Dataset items
Start

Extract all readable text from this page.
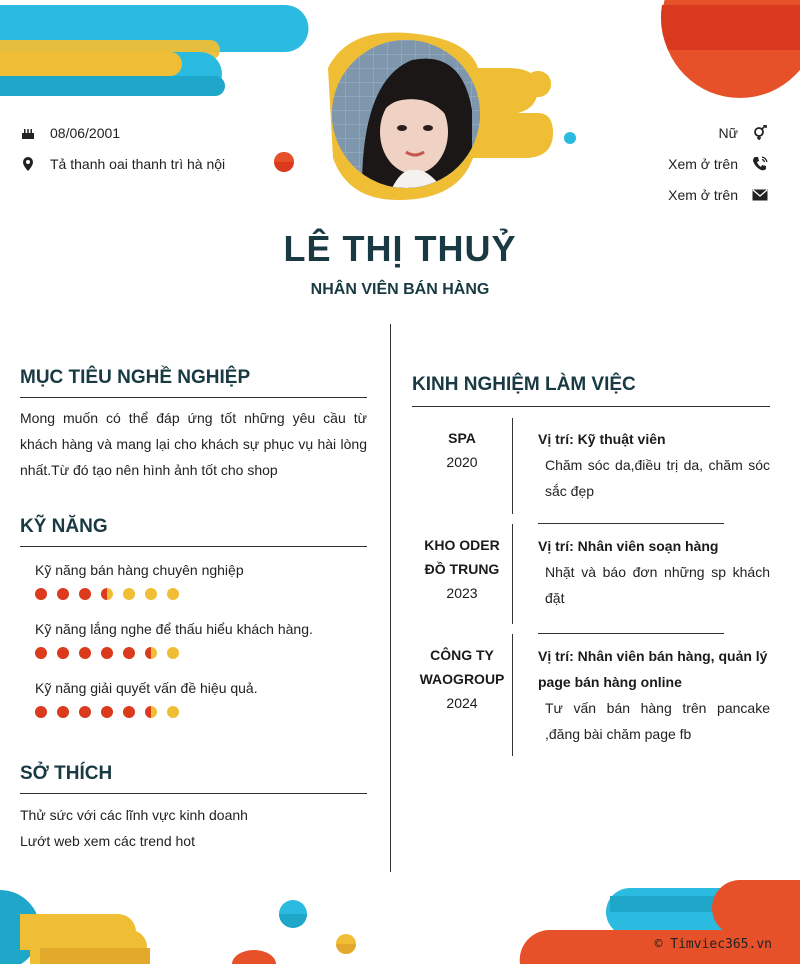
08/06/2001
Tả thanh oai thanh trì hà nội
Nữ
Xem ở trên
Xem ở trên
LÊ THỊ THUỶ
NHÂN VIÊN BÁN HÀNG
MỤC TIÊU NGHỀ NGHIỆP
Mong muốn có thể đáp ứng tốt những yêu cầu từ khách hàng và mang lại cho khách sự phục vụ hài lòng nhất.Từ đó tạo nên hình ảnh tốt cho shop
KỸ NĂNG
Kỹ năng bán hàng chuyên nghiệp
Kỹ năng lắng nghe để thấu hiểu khách hàng.
Kỹ năng giải quyết vấn đề hiệu quả.
SỞ THÍCH
Thử sức với các lĩnh vực kinh doanh
Lướt web xem các trend hot
KINH NGHIỆM LÀM VIỆC
SPA
2020
Vị trí: Kỹ thuật viên
Chăm sóc da,điều trị da, chăm sóc sắc đẹp
KHO ODER ĐỒ TRUNG
2023
Vị trí: Nhân viên soạn hàng
Nhặt và báo đơn những sp khách đặt
CÔNG TY WAOGROUP
2024
Vị trí: Nhân viên bán hàng, quản lý page bán hàng online
Tư vấn bán hàng trên pancake ,đăng bài chăm page fb
© Timviec365.vn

End

* TASK OBJECTIVE:
Show, from the material above, each line that includes the string "page".

* SOLUTION FOR THIS PROBLEM:
Extract all readable text from this page.
Vị trí: Nhân viên bán hàng, quản lý page bán hàng online
Tư vấn bán hàng trên pancake ,đăng bài chăm page fb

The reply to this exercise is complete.